(Data entries)
** BEGIN **

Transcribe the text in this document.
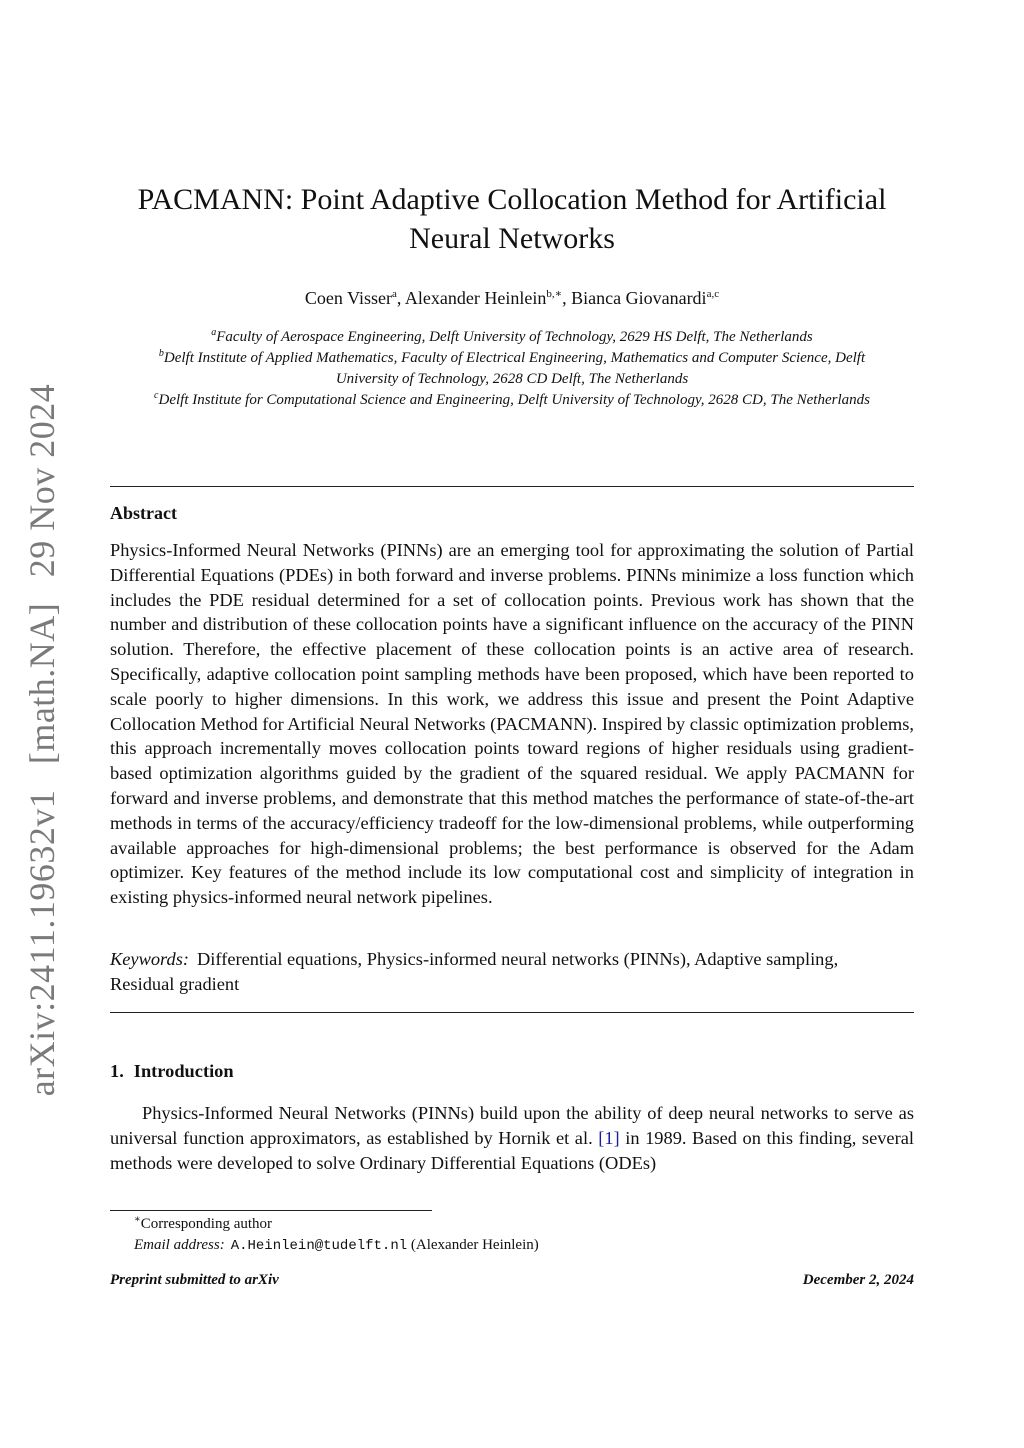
arXiv:2411.19632v1 [math.NA] 29 Nov 2024
PACMANN: Point Adaptive Collocation Method for Artificial
Neural Networks
Coen Visser$^a$, Alexander Heinlein$^{b,∗}$, Bianca Giovanardi$^{a,c}$
$^a$Faculty of Aerospace Engineering, Delft University of Technology, 2629 HS Delft, The Netherlands
$^b$Delft Institute of Applied Mathematics, Faculty of Electrical Engineering, Mathematics and Computer Science, Delft University of Technology, 2628 CD Delft, The Netherlands
$^c$Delft Institute for Computational Science and Engineering, Delft University of Technology, 2628 CD, The Netherlands
Abstract

Physics-Informed Neural Networks (PINNs) are an emerging tool for approximating the solution of Partial Differential Equations (PDEs) in both forward and inverse problems. PINNs minimize a loss function which includes the PDE residual determined for a set of collocation points. Previous work has shown that the number and distribution of these collocation points have a significant influence on the accuracy of the PINN solution. Therefore, the effective placement of these collocation points is an active area of research. Specifically, adaptive collocation point sampling methods have been proposed, which have been reported to scale poorly to higher dimensions. In this work, we address this issue and present the Point Adaptive Collocation Method for Artificial Neural Networks (PACMANN). Inspired by classic optimization problems, this approach incrementally moves collocation points toward regions of higher residuals using gradient-based optimization algorithms guided by the gradient of the squared residual. We apply PACMANN for forward and inverse problems, and demonstrate that this method matches the performance of state-of-the-art methods in terms of the accuracy/efficiency tradeoff for the low-dimensional problems, while outperforming available approaches for high-dimensional problems; the best performance is observed for the Adam optimizer. Key features of the method include its low computational cost and simplicity of integration in existing physics-informed neural network pipelines.

Keywords: Differential equations, Physics-informed neural networks (PINNs), Adaptive sampling, Residual gradient

1. Introduction

Physics-Informed Neural Networks (PINNs) build upon the ability of deep neural networks to serve as universal function approximators, as established by Hornik et al. [1] in 1989. Based on this finding, several methods were developed to solve Ordinary Differential Equations (ODEs)

∗Corresponding author
Email address: A.Heinlein@tudelft.nl (Alexander Heinlein)
Preprint submitted to arXiv	December 2, 2024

** END **

Given request: Report how many lines of the records above contain the word "Netherlands", and give only that number.

Written solution: 3